• [Written request]: Copy nothing but the text: reproduce each line of the listing exactly and leave the pictures out.

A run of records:
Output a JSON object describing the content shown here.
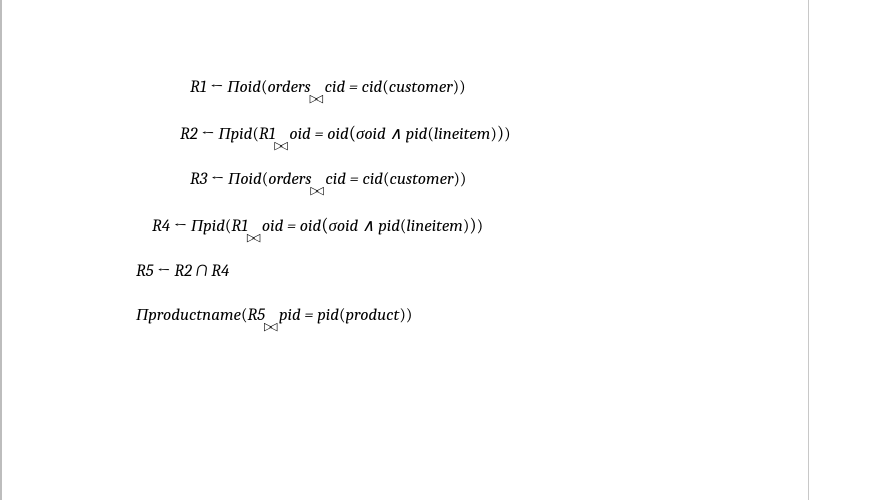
{
  "equations": {
    "line1": {
      "lhs": "R1",
      "arrow": "←",
      "proj": "Πoid",
      "lrel": "orders",
      "cond": "cid = cid",
      "rrel": "customer"
    },
    "line2": {
      "lhs": "R2",
      "arrow": "←",
      "proj": "Πpid",
      "lrel": "R1",
      "cond1": "oid = oid",
      "sigma": "σoid ∧ pid",
      "rrel": "lineitem"
    },
    "line3": {
      "lhs": "R3",
      "arrow": "←",
      "proj": "Πoid",
      "lrel": "orders",
      "cond": "cid = cid",
      "rrel": "customer"
    },
    "line4": {
      "lhs": "R4",
      "arrow": "←",
      "proj": "Πpid",
      "lrel": "R1",
      "cond1": "oid = oid",
      "sigma": "σoid ∧ pid",
      "rrel": "lineitem"
    },
    "line5": {
      "lhs": "R5",
      "arrow": "←",
      "rhs": "R2 ∩ R4"
    },
    "line6": {
      "proj": "Πproductname",
      "lrel": "R5",
      "cond": "pid = pid",
      "rrel": "product"
    }
  }
}
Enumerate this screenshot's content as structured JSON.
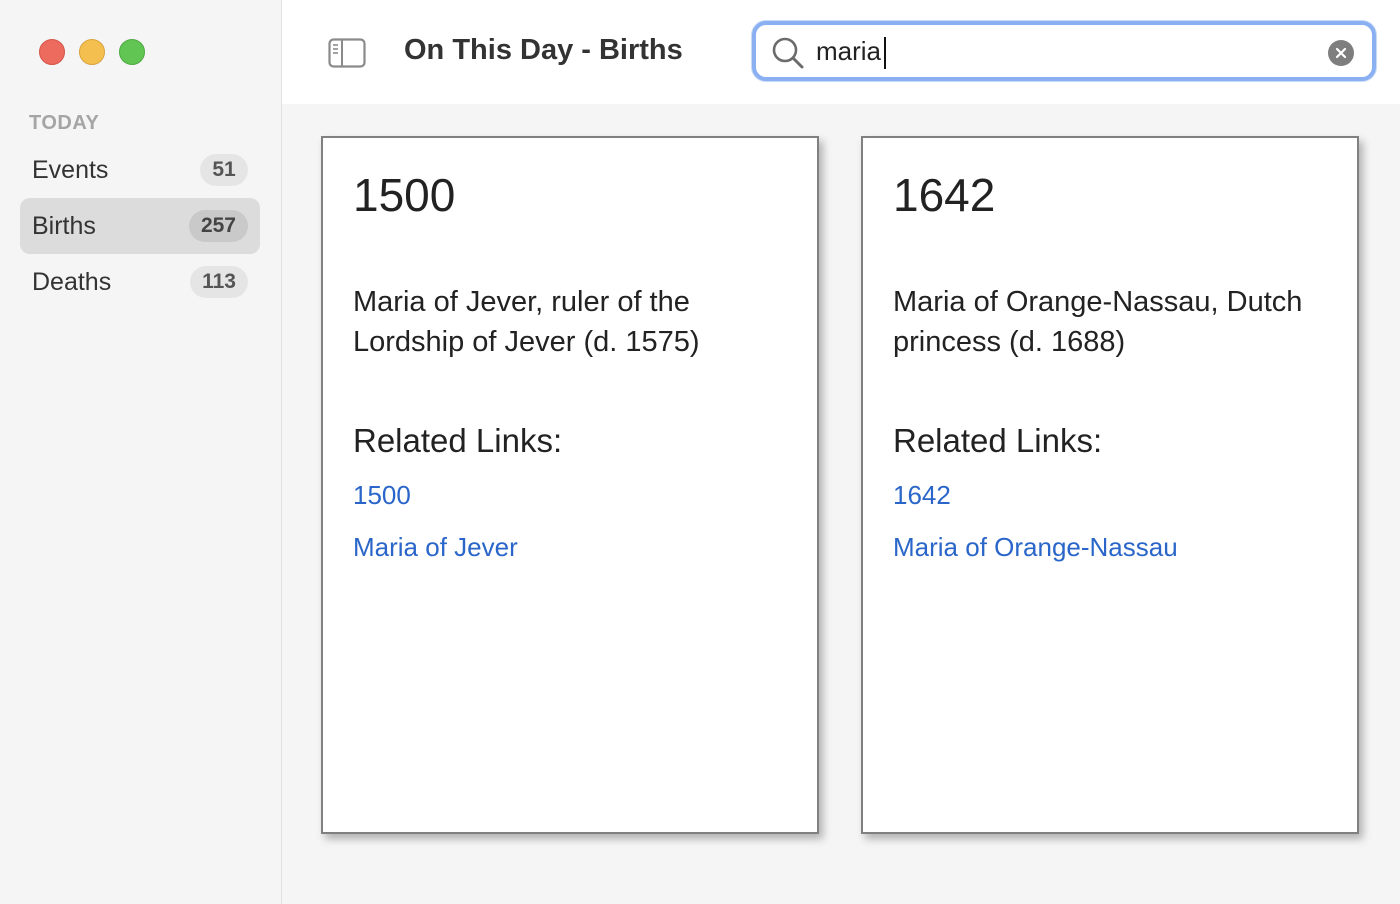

• [Completed task]:
Output a JSON object describing the content shown here.
{
  "equations": {
    "line1": {
      "lhs": "R1",
      "arrow": "←",
      "proj": "Πoid",
      "lrel": "orders",
      "cond": "cid = cid",
      "rrel": "customer"
    },
    "line2": {
      "lhs": "R2",
      "arrow": "←",
      "proj": "Πpid",
      "lrel": "R1",
      "cond1": "oid = oid",
      "sigma": "σoid ∧ pid",
      "rrel": "lineitem"
    },
    "line3": {
      "lhs": "R3",
      "arrow": "←",
      "proj": "Πoid",
      "lrel": "orders",
      "cond": "cid = cid",
      "rrel": "customer"
    },
    "line4": {
      "lhs": "R4",
      "arrow": "←",
      "proj": "Πpid",
      "lrel": "R1",
      "cond1": "oid = oid",
      "sigma": "σoid ∧ pid",
      "rrel": "lineitem"
    },
    "line5": {
      "lhs": "R5",
      "arrow": "←",
      "rhs": "R2 ∩ R4"
    },
    "line6": {
      "proj": "Πproductname",
      "lrel": "R5",
      "cond": "pid = pid",
      "rrel": "product"
    }
  }
}
Enumerate this screenshot's content as structured JSON.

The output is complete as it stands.